> WHAT YOU ARE ASKED TO DO: Give back the entire listing verbatim.

Dataset entries on figures
--- begin ---
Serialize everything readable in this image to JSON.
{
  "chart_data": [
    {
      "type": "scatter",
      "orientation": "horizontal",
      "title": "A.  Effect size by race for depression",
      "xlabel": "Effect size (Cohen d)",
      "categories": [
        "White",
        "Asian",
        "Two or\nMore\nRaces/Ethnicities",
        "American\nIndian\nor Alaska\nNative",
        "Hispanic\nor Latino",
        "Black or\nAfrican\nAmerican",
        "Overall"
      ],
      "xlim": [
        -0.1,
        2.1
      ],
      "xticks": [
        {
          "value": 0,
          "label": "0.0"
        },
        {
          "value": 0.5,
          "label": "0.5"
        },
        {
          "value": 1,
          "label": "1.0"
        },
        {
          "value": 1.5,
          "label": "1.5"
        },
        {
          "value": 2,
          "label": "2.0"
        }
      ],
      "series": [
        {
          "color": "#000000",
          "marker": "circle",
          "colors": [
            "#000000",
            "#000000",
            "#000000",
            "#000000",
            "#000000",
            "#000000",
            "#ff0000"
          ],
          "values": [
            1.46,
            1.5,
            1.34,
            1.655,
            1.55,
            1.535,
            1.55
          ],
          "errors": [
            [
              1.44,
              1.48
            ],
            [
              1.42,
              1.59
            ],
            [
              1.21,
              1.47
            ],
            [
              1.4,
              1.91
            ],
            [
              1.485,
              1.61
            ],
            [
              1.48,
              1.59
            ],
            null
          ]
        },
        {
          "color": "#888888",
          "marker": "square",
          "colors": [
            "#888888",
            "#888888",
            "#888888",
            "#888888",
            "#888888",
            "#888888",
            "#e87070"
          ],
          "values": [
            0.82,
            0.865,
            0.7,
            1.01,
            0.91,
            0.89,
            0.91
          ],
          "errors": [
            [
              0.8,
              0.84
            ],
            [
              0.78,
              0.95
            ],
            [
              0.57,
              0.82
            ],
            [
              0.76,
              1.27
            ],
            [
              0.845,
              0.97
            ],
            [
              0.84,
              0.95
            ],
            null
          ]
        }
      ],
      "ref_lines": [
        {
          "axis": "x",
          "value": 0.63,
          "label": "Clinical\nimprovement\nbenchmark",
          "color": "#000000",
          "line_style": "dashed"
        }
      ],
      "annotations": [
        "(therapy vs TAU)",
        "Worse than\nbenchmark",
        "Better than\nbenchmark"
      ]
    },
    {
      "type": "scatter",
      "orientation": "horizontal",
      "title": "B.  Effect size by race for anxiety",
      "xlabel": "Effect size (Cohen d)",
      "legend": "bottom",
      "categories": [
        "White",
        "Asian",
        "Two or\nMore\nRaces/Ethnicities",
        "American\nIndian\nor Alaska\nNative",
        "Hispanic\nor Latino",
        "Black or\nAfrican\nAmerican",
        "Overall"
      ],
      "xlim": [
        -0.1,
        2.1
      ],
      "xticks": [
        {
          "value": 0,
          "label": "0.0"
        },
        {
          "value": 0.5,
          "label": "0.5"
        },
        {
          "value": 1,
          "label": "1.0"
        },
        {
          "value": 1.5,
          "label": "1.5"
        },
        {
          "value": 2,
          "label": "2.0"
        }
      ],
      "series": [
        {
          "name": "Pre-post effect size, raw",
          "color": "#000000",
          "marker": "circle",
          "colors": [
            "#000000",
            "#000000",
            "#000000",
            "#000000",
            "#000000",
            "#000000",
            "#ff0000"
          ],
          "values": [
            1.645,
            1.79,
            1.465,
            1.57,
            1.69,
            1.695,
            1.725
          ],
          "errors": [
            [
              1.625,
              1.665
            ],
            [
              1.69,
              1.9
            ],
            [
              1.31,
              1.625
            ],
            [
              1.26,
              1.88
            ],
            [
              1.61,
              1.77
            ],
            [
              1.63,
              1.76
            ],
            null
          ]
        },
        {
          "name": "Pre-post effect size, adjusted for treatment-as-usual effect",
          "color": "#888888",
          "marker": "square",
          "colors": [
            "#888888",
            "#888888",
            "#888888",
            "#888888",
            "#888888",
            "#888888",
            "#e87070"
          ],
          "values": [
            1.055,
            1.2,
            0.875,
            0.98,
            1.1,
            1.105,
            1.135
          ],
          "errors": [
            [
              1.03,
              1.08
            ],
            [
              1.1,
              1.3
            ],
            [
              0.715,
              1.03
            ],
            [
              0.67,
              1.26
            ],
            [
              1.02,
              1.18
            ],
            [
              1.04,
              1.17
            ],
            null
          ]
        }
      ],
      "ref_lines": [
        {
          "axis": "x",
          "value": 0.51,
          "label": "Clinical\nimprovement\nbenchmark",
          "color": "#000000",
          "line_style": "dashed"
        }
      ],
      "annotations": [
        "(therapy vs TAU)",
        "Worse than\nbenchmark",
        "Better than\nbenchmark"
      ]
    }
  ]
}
--- end ---
> RESULT FOR THIS EXERCISE:
Serialize everything readable in this image to JSON.
{
  "chart_data": [
    {
      "type": "scatter",
      "orientation": "horizontal",
      "title": "A.  Effect size by race for depression",
      "xlabel": "Effect size (Cohen d)",
      "categories": [
        "White",
        "Asian",
        "Two or\nMore\nRaces/Ethnicities",
        "American\nIndian\nor Alaska\nNative",
        "Hispanic\nor Latino",
        "Black or\nAfrican\nAmerican",
        "Overall"
      ],
      "xlim": [
        -0.1,
        2.1
      ],
      "xticks": [
        {
          "value": 0,
          "label": "0.0"
        },
        {
          "value": 0.5,
          "label": "0.5"
        },
        {
          "value": 1,
          "label": "1.0"
        },
        {
          "value": 1.5,
          "label": "1.5"
        },
        {
          "value": 2,
          "label": "2.0"
        }
      ],
      "series": [
        {
          "color": "#000000",
          "marker": "circle",
          "colors": [
            "#000000",
            "#000000",
            "#000000",
            "#000000",
            "#000000",
            "#000000",
            "#ff0000"
          ],
          "values": [
            1.46,
            1.5,
            1.34,
            1.655,
            1.55,
            1.535,
            1.55
          ],
          "errors": [
            [
              1.44,
              1.48
            ],
            [
              1.42,
              1.59
            ],
            [
              1.21,
              1.47
            ],
            [
              1.4,
              1.91
            ],
            [
              1.485,
              1.61
            ],
            [
              1.48,
              1.59
            ],
            null
          ]
        },
        {
          "color": "#888888",
          "marker": "square",
          "colors": [
            "#888888",
            "#888888",
            "#888888",
            "#888888",
            "#888888",
            "#888888",
            "#e87070"
          ],
          "values": [
            0.82,
            0.865,
            0.7,
            1.01,
            0.91,
            0.89,
            0.91
          ],
          "errors": [
            [
              0.8,
              0.84
            ],
            [
              0.78,
              0.95
            ],
            [
              0.57,
              0.82
            ],
            [
              0.76,
              1.27
            ],
            [
              0.845,
              0.97
            ],
            [
              0.84,
              0.95
            ],
            null
          ]
        }
      ],
      "ref_lines": [
        {
          "axis": "x",
          "value": 0.63,
          "label": "Clinical\nimprovement\nbenchmark",
          "color": "#000000",
          "line_style": "dashed"
        }
      ],
      "annotations": [
        "(therapy vs TAU)",
        "Worse than\nbenchmark",
        "Better than\nbenchmark"
      ]
    },
    {
      "type": "scatter",
      "orientation": "horizontal",
      "title": "B.  Effect size by race for anxiety",
      "xlabel": "Effect size (Cohen d)",
      "legend": "bottom",
      "categories": [
        "White",
        "Asian",
        "Two or\nMore\nRaces/Ethnicities",
        "American\nIndian\nor Alaska\nNative",
        "Hispanic\nor Latino",
        "Black or\nAfrican\nAmerican",
        "Overall"
      ],
      "xlim": [
        -0.1,
        2.1
      ],
      "xticks": [
        {
          "value": 0,
          "label": "0.0"
        },
        {
          "value": 0.5,
          "label": "0.5"
        },
        {
          "value": 1,
          "label": "1.0"
        },
        {
          "value": 1.5,
          "label": "1.5"
        },
        {
          "value": 2,
          "label": "2.0"
        }
      ],
      "series": [
        {
          "name": "Pre-post effect size, raw",
          "color": "#000000",
          "marker": "circle",
          "colors": [
            "#000000",
            "#000000",
            "#000000",
            "#000000",
            "#000000",
            "#000000",
            "#ff0000"
          ],
          "values": [
            1.645,
            1.79,
            1.465,
            1.57,
            1.69,
            1.695,
            1.725
          ],
          "errors": [
            [
              1.625,
              1.665
            ],
            [
              1.69,
              1.9
            ],
            [
              1.31,
              1.625
            ],
            [
              1.26,
              1.88
            ],
            [
              1.61,
              1.77
            ],
            [
              1.63,
              1.76
            ],
            null
          ]
        },
        {
          "name": "Pre-post effect size, adjusted for treatment-as-usual effect",
          "color": "#888888",
          "marker": "square",
          "colors": [
            "#888888",
            "#888888",
            "#888888",
            "#888888",
            "#888888",
            "#888888",
            "#e87070"
          ],
          "values": [
            1.055,
            1.2,
            0.875,
            0.98,
            1.1,
            1.105,
            1.135
          ],
          "errors": [
            [
              1.03,
              1.08
            ],
            [
              1.1,
              1.3
            ],
            [
              0.715,
              1.03
            ],
            [
              0.67,
              1.26
            ],
            [
              1.02,
              1.18
            ],
            [
              1.04,
              1.17
            ],
            null
          ]
        }
      ],
      "ref_lines": [
        {
          "axis": "x",
          "value": 0.51,
          "label": "Clinical\nimprovement\nbenchmark",
          "color": "#000000",
          "line_style": "dashed"
        }
      ],
      "annotations": [
        "(therapy vs TAU)",
        "Worse than\nbenchmark",
        "Better than\nbenchmark"
      ]
    }
  ]
}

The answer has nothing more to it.